— begin GIVEN RECORDS —
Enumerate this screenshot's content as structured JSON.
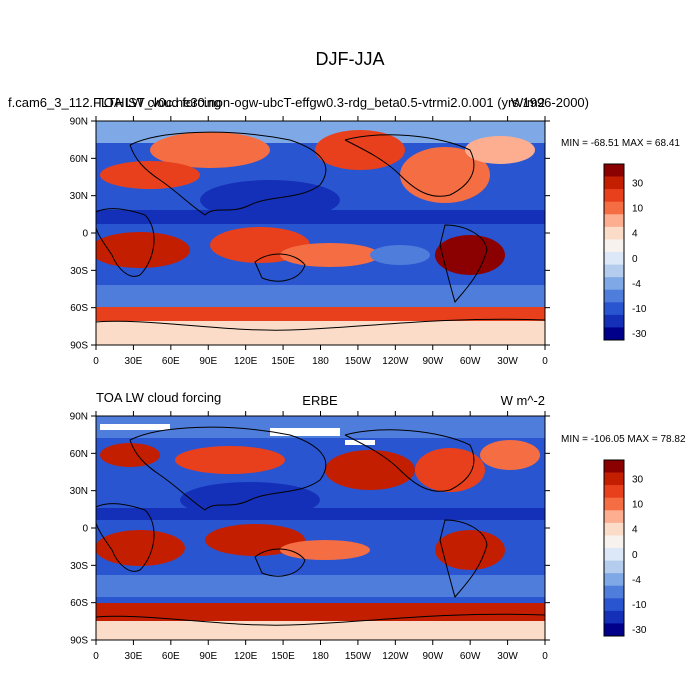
{
  "figure": {
    "title": "DJF-JJA"
  },
  "chart_data": [
    {
      "type": "heatmap",
      "title_left": "f.cam6_3_112.FLTHIST_v0c.ne30.non-ogw-ubcT-effgw0.3-rdg_beta0.5-vtrmi2.0.001 (yrs 1996-2000)",
      "title_left_overlay": "TOA LW cloud forcing",
      "title_right": "W/m2",
      "stats": "MIN = -68.51 MAX =  68.41",
      "y_tick_labels": [
        "90N",
        "60N",
        "30N",
        "0",
        "30S",
        "60S",
        "90S"
      ],
      "x_tick_labels": [
        "0",
        "30E",
        "60E",
        "90E",
        "120E",
        "150E",
        "180",
        "150W",
        "120W",
        "90W",
        "60W",
        "30W",
        "0"
      ],
      "xlim": [
        0,
        360
      ],
      "ylim": [
        -90,
        90
      ],
      "colorbar_labels": [
        "30",
        "10",
        "4",
        "0",
        "-4",
        "-10",
        "-30"
      ],
      "colorbar_colors": [
        "#8b0000",
        "#c41e00",
        "#e8401c",
        "#f46d43",
        "#fdae91",
        "#fbdcc8",
        "#f7f2ee",
        "#dce8f7",
        "#b4cdee",
        "#7ea9e6",
        "#4f7ddb",
        "#2a55d0",
        "#1530b8",
        "#00008b"
      ]
    },
    {
      "type": "heatmap",
      "title_left": "TOA LW cloud forcing",
      "title_center": "ERBE",
      "title_right": "W m^-2",
      "stats": "MIN = -106.05 MAX =  78.82",
      "y_tick_labels": [
        "90N",
        "60N",
        "30N",
        "0",
        "30S",
        "60S",
        "90S"
      ],
      "x_tick_labels": [
        "0",
        "30E",
        "60E",
        "90E",
        "120E",
        "150E",
        "180",
        "150W",
        "120W",
        "90W",
        "60W",
        "30W",
        "0"
      ],
      "xlim": [
        0,
        360
      ],
      "ylim": [
        -90,
        90
      ],
      "colorbar_labels": [
        "30",
        "10",
        "4",
        "0",
        "-4",
        "-10",
        "-30"
      ],
      "colorbar_colors": [
        "#8b0000",
        "#c41e00",
        "#e8401c",
        "#f46d43",
        "#fdae91",
        "#fbdcc8",
        "#f7f2ee",
        "#dce8f7",
        "#b4cdee",
        "#7ea9e6",
        "#4f7ddb",
        "#2a55d0",
        "#1530b8",
        "#00008b"
      ]
    }
  ]
}
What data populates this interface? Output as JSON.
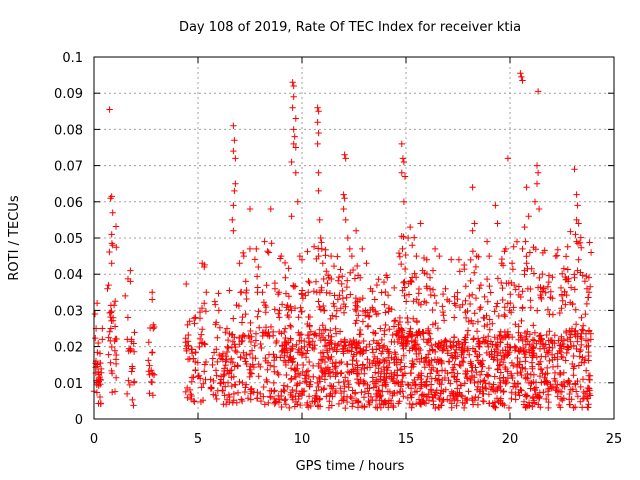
{
  "chart_data": {
    "type": "scatter",
    "title": "Day 108 of 2019, Rate Of TEC Index for receiver ktia",
    "xlabel": "GPS time / hours",
    "ylabel": "ROTI / TECUs",
    "xlim": [
      0,
      25
    ],
    "ylim": [
      0,
      0.1
    ],
    "xticks": [
      0,
      5,
      10,
      15,
      20,
      25
    ],
    "xtick_labels": [
      "0",
      "5",
      "10",
      "15",
      "20",
      "25"
    ],
    "yticks": [
      0,
      0.01,
      0.02,
      0.03,
      0.04,
      0.05,
      0.06,
      0.07,
      0.08,
      0.09,
      0.1
    ],
    "ytick_labels": [
      "0",
      "0.01",
      "0.02",
      "0.03",
      "0.04",
      "0.05",
      "0.06",
      "0.07",
      "0.08",
      "0.09",
      "0.1"
    ],
    "grid": true,
    "marker": "plus",
    "color": "#ff0000",
    "series": [
      {
        "name": "ROTI",
        "clusters": [
          {
            "range": [
              0.0,
              0.35
            ],
            "n": 30,
            "ymin": 0.004,
            "ymax": 0.033
          },
          {
            "range": [
              0.7,
              1.15
            ],
            "n": 34,
            "ymin": 0.004,
            "ymax": 0.062
          },
          {
            "range": [
              1.5,
              1.95
            ],
            "n": 20,
            "ymin": 0.003,
            "ymax": 0.042
          },
          {
            "range": [
              2.6,
              2.9
            ],
            "n": 18,
            "ymin": 0.006,
            "ymax": 0.035
          },
          {
            "range": [
              4.4,
              5.4
            ],
            "n": 60,
            "ymin": 0.004,
            "ymax": 0.043
          },
          {
            "range": [
              5.6,
              6.4
            ],
            "n": 50,
            "ymin": 0.004,
            "ymax": 0.035
          },
          {
            "range": [
              6.4,
              7.4
            ],
            "n": 75,
            "ymin": 0.004,
            "ymax": 0.048
          },
          {
            "range": [
              7.4,
              9.0
            ],
            "n": 110,
            "ymin": 0.004,
            "ymax": 0.05
          },
          {
            "range": [
              9.0,
              10.2
            ],
            "n": 130,
            "ymin": 0.003,
            "ymax": 0.045
          },
          {
            "range": [
              10.2,
              11.5
            ],
            "n": 150,
            "ymin": 0.003,
            "ymax": 0.05
          },
          {
            "range": [
              11.5,
              13.0
            ],
            "n": 170,
            "ymin": 0.003,
            "ymax": 0.045
          },
          {
            "range": [
              13.0,
              14.5
            ],
            "n": 170,
            "ymin": 0.003,
            "ymax": 0.04
          },
          {
            "range": [
              14.5,
              16.2
            ],
            "n": 220,
            "ymin": 0.003,
            "ymax": 0.052
          },
          {
            "range": [
              16.2,
              17.8
            ],
            "n": 170,
            "ymin": 0.003,
            "ymax": 0.045
          },
          {
            "range": [
              17.8,
              19.5
            ],
            "n": 180,
            "ymin": 0.003,
            "ymax": 0.048
          },
          {
            "range": [
              19.5,
              21.0
            ],
            "n": 170,
            "ymin": 0.003,
            "ymax": 0.05
          },
          {
            "range": [
              21.0,
              22.5
            ],
            "n": 170,
            "ymin": 0.003,
            "ymax": 0.048
          },
          {
            "range": [
              22.5,
              23.9
            ],
            "n": 150,
            "ymin": 0.003,
            "ymax": 0.052
          }
        ],
        "points": [
          [
            0.05,
            0.029
          ],
          [
            0.1,
            0.025
          ],
          [
            0.15,
            0.032
          ],
          [
            0.2,
            0.021
          ],
          [
            0.4,
            0.025
          ],
          [
            0.4,
            0.022
          ],
          [
            0.75,
            0.0855
          ],
          [
            0.85,
            0.0615
          ],
          [
            0.8,
            0.061
          ],
          [
            0.9,
            0.057
          ],
          [
            0.85,
            0.051
          ],
          [
            0.9,
            0.048
          ],
          [
            0.85,
            0.043
          ],
          [
            0.7,
            0.037
          ],
          [
            0.65,
            0.036
          ],
          [
            1.5,
            0.034
          ],
          [
            1.6,
            0.022
          ],
          [
            1.75,
            0.041
          ],
          [
            1.75,
            0.038
          ],
          [
            1.8,
            0.022
          ],
          [
            2.8,
            0.035
          ],
          [
            2.8,
            0.033
          ],
          [
            2.85,
            0.026
          ],
          [
            4.6,
            0.027
          ],
          [
            4.5,
            0.026
          ],
          [
            5.2,
            0.043
          ],
          [
            5.3,
            0.042
          ],
          [
            5.4,
            0.035
          ],
          [
            5.3,
            0.032
          ],
          [
            6.0,
            0.03
          ],
          [
            6.2,
            0.018
          ],
          [
            6.7,
            0.081
          ],
          [
            6.75,
            0.077
          ],
          [
            6.7,
            0.074
          ],
          [
            6.8,
            0.072
          ],
          [
            6.8,
            0.065
          ],
          [
            6.75,
            0.063
          ],
          [
            6.7,
            0.059
          ],
          [
            6.65,
            0.055
          ],
          [
            6.7,
            0.052
          ],
          [
            7.0,
            0.043
          ],
          [
            7.2,
            0.045
          ],
          [
            7.3,
            0.038
          ],
          [
            7.5,
            0.058
          ],
          [
            7.5,
            0.047
          ],
          [
            7.9,
            0.042
          ],
          [
            8.1,
            0.035
          ],
          [
            8.2,
            0.049
          ],
          [
            8.4,
            0.046
          ],
          [
            8.5,
            0.058
          ],
          [
            8.7,
            0.036
          ],
          [
            8.9,
            0.035
          ],
          [
            9.0,
            0.045
          ],
          [
            9.2,
            0.039
          ],
          [
            9.55,
            0.093
          ],
          [
            9.6,
            0.092
          ],
          [
            9.6,
            0.089
          ],
          [
            9.55,
            0.086
          ],
          [
            9.7,
            0.083
          ],
          [
            9.6,
            0.08
          ],
          [
            9.65,
            0.078
          ],
          [
            9.6,
            0.076
          ],
          [
            9.7,
            0.075
          ],
          [
            9.5,
            0.071
          ],
          [
            9.7,
            0.068
          ],
          [
            9.5,
            0.056
          ],
          [
            9.8,
            0.06
          ],
          [
            9.9,
            0.045
          ],
          [
            10.0,
            0.044
          ],
          [
            10.3,
            0.035
          ],
          [
            10.75,
            0.086
          ],
          [
            10.8,
            0.085
          ],
          [
            10.75,
            0.082
          ],
          [
            10.8,
            0.079
          ],
          [
            10.75,
            0.076
          ],
          [
            10.8,
            0.068
          ],
          [
            10.8,
            0.063
          ],
          [
            10.85,
            0.055
          ],
          [
            10.9,
            0.05
          ],
          [
            10.95,
            0.047
          ],
          [
            10.8,
            0.045
          ],
          [
            11.0,
            0.043
          ],
          [
            11.3,
            0.039
          ],
          [
            11.4,
            0.045
          ],
          [
            12.05,
            0.073
          ],
          [
            12.1,
            0.072
          ],
          [
            12.0,
            0.062
          ],
          [
            12.05,
            0.061
          ],
          [
            12.0,
            0.058
          ],
          [
            12.1,
            0.055
          ],
          [
            12.2,
            0.05
          ],
          [
            12.3,
            0.047
          ],
          [
            12.4,
            0.045
          ],
          [
            12.6,
            0.052
          ],
          [
            12.9,
            0.047
          ],
          [
            13.1,
            0.043
          ],
          [
            13.3,
            0.036
          ],
          [
            13.5,
            0.033
          ],
          [
            14.8,
            0.076
          ],
          [
            14.85,
            0.072
          ],
          [
            14.9,
            0.071
          ],
          [
            14.8,
            0.068
          ],
          [
            14.95,
            0.067
          ],
          [
            14.9,
            0.06
          ],
          [
            15.1,
            0.05
          ],
          [
            15.2,
            0.053
          ],
          [
            15.3,
            0.048
          ],
          [
            15.5,
            0.045
          ],
          [
            15.7,
            0.054
          ],
          [
            15.8,
            0.041
          ],
          [
            16.0,
            0.044
          ],
          [
            16.3,
            0.041
          ],
          [
            16.4,
            0.047
          ],
          [
            16.6,
            0.045
          ],
          [
            16.9,
            0.036
          ],
          [
            18.2,
            0.064
          ],
          [
            18.3,
            0.054
          ],
          [
            18.2,
            0.052
          ],
          [
            18.4,
            0.045
          ],
          [
            18.6,
            0.037
          ],
          [
            18.9,
            0.049
          ],
          [
            19.0,
            0.045
          ],
          [
            19.3,
            0.059
          ],
          [
            19.4,
            0.054
          ],
          [
            19.6,
            0.043
          ],
          [
            19.8,
            0.047
          ],
          [
            19.9,
            0.072
          ],
          [
            20.1,
            0.043
          ],
          [
            20.2,
            0.037
          ],
          [
            20.5,
            0.0955
          ],
          [
            20.55,
            0.0945
          ],
          [
            20.6,
            0.0935
          ],
          [
            20.8,
            0.064
          ],
          [
            20.9,
            0.056
          ],
          [
            20.7,
            0.053
          ],
          [
            20.75,
            0.049
          ],
          [
            20.6,
            0.047
          ],
          [
            20.8,
            0.043
          ],
          [
            20.7,
            0.041
          ],
          [
            21.2,
            0.06
          ],
          [
            21.3,
            0.07
          ],
          [
            21.35,
            0.068
          ],
          [
            21.3,
            0.065
          ],
          [
            21.35,
            0.0905
          ],
          [
            21.4,
            0.058
          ],
          [
            21.6,
            0.036
          ],
          [
            22.2,
            0.045
          ],
          [
            22.5,
            0.034
          ],
          [
            22.8,
            0.038
          ],
          [
            23.1,
            0.069
          ],
          [
            23.2,
            0.062
          ],
          [
            23.25,
            0.059
          ],
          [
            23.2,
            0.055
          ],
          [
            23.3,
            0.054
          ],
          [
            23.15,
            0.051
          ],
          [
            23.2,
            0.049
          ],
          [
            23.3,
            0.044
          ],
          [
            23.25,
            0.041
          ],
          [
            23.1,
            0.039
          ],
          [
            23.9,
            0.046
          ],
          [
            23.7,
            0.036
          ],
          [
            23.8,
            0.035
          ]
        ]
      }
    ]
  }
}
— end GIVEN RECORDS —
### YOUR OBJECTIVE
Select from the material above each line in which the string "cloud" appears, and list those lines.

### WRITTEN SOLUTION
      "title_left_overlay": "TOA LW cloud forcing",
      "title_left": "TOA LW cloud forcing",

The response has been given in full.